## Directions
Exactly reproduce each entry, leaving out nothing.

## Material for this exercise
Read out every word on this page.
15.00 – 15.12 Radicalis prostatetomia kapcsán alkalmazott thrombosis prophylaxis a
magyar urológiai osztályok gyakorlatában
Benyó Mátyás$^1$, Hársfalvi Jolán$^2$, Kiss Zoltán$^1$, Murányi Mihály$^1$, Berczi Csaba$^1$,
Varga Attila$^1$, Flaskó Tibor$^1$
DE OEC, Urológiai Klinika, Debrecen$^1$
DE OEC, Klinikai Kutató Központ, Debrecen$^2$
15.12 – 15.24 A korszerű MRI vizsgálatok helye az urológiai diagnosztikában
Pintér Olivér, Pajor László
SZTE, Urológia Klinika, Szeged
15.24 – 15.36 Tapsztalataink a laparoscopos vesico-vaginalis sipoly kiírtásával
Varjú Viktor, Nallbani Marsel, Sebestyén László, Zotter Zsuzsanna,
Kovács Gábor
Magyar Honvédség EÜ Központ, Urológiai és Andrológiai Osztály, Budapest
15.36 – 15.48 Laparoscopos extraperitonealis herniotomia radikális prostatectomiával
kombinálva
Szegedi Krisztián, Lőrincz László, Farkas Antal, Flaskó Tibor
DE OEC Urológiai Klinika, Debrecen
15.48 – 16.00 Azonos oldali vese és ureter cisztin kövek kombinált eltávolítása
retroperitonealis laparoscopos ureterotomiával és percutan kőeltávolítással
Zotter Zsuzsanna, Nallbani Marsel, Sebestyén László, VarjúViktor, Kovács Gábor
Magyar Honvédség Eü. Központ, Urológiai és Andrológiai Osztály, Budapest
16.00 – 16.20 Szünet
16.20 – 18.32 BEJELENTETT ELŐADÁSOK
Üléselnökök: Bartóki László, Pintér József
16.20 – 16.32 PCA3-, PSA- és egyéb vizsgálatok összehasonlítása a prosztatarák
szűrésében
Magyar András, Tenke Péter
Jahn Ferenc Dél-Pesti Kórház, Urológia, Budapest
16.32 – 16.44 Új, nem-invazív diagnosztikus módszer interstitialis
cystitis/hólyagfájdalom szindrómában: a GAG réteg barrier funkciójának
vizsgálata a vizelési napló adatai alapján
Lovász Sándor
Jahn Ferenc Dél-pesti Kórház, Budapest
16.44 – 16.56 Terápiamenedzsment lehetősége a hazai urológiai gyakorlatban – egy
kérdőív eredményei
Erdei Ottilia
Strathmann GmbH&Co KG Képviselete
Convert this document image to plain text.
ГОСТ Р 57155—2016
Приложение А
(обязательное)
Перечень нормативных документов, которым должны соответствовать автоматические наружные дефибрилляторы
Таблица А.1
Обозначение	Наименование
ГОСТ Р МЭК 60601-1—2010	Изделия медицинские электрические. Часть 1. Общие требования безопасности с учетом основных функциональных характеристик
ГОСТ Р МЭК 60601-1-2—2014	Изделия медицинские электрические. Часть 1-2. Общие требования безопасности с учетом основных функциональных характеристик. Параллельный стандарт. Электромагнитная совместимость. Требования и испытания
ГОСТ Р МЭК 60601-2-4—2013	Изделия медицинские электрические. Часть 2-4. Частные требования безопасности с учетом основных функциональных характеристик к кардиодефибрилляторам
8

## Output for this exercise
Read out every word on this page.
15.00 – 15.12 Radicalis prostatetomia kapcsán alkalmazott thrombosis prophylaxis a
magyar urológiai osztályok gyakorlatában
Benyó Mátyás$^1$, Hársfalvi Jolán$^2$, Kiss Zoltán$^1$, Murányi Mihály$^1$, Berczi Csaba$^1$,
Varga Attila$^1$, Flaskó Tibor$^1$
DE OEC, Urológiai Klinika, Debrecen$^1$
DE OEC, Klinikai Kutató Központ, Debrecen$^2$
15.12 – 15.24 A korszerű MRI vizsgálatok helye az urológiai diagnosztikában
Pintér Olivér, Pajor László
SZTE, Urológia Klinika, Szeged
15.24 – 15.36 Tapsztalataink a laparoscopos vesico-vaginalis sipoly kiírtásával
Varjú Viktor, Nallbani Marsel, Sebestyén László, Zotter Zsuzsanna,
Kovács Gábor
Magyar Honvédség EÜ Központ, Urológiai és Andrológiai Osztály, Budapest
15.36 – 15.48 Laparoscopos extraperitonealis herniotomia radikális prostatectomiával
kombinálva
Szegedi Krisztián, Lőrincz László, Farkas Antal, Flaskó Tibor
DE OEC Urológiai Klinika, Debrecen
15.48 – 16.00 Azonos oldali vese és ureter cisztin kövek kombinált eltávolítása
retroperitonealis laparoscopos ureterotomiával és percutan kőeltávolítással
Zotter Zsuzsanna, Nallbani Marsel, Sebestyén László, VarjúViktor, Kovács Gábor
Magyar Honvédség Eü. Központ, Urológiai és Andrológiai Osztály, Budapest
16.00 – 16.20 Szünet
16.20 – 18.32 BEJELENTETT ELŐADÁSOK
Üléselnökök: Bartóki László, Pintér József
16.20 – 16.32 PCA3-, PSA- és egyéb vizsgálatok összehasonlítása a prosztatarák
szűrésében
Magyar András, Tenke Péter
Jahn Ferenc Dél-Pesti Kórház, Urológia, Budapest
16.32 – 16.44 Új, nem-invazív diagnosztikus módszer interstitialis
cystitis/hólyagfájdalom szindrómában: a GAG réteg barrier funkciójának
vizsgálata a vizelési napló adatai alapján
Lovász Sándor
Jahn Ferenc Dél-pesti Kórház, Budapest
16.44 – 16.56 Terápiamenedzsment lehetősége a hazai urológiai gyakorlatban – egy
kérdőív eredményei
Erdei Ottilia
Strathmann GmbH&Co KG Képviselete
Convert this document image to plain text.
ГОСТ Р 57155—2016
Приложение А
(обязательное)
Перечень нормативных документов, которым должны соответствовать автоматические наружные дефибрилляторы
Таблица А.1
Обозначение	Наименование
ГОСТ Р МЭК 60601-1—2010	Изделия медицинские электрические. Часть 1. Общие требования безопасности с учетом основных функциональных характеристик
ГОСТ Р МЭК 60601-1-2—2014	Изделия медицинские электрические. Часть 1-2. Общие требования безопасности с учетом основных функциональных характеристик. Параллельный стандарт. Электромагнитная совместимость. Требования и испытания
ГОСТ Р МЭК 60601-2-4—2013	Изделия медицинские электрические. Часть 2-4. Частные требования безопасности с учетом основных функциональных характеристик к кардиодефибрилляторам
8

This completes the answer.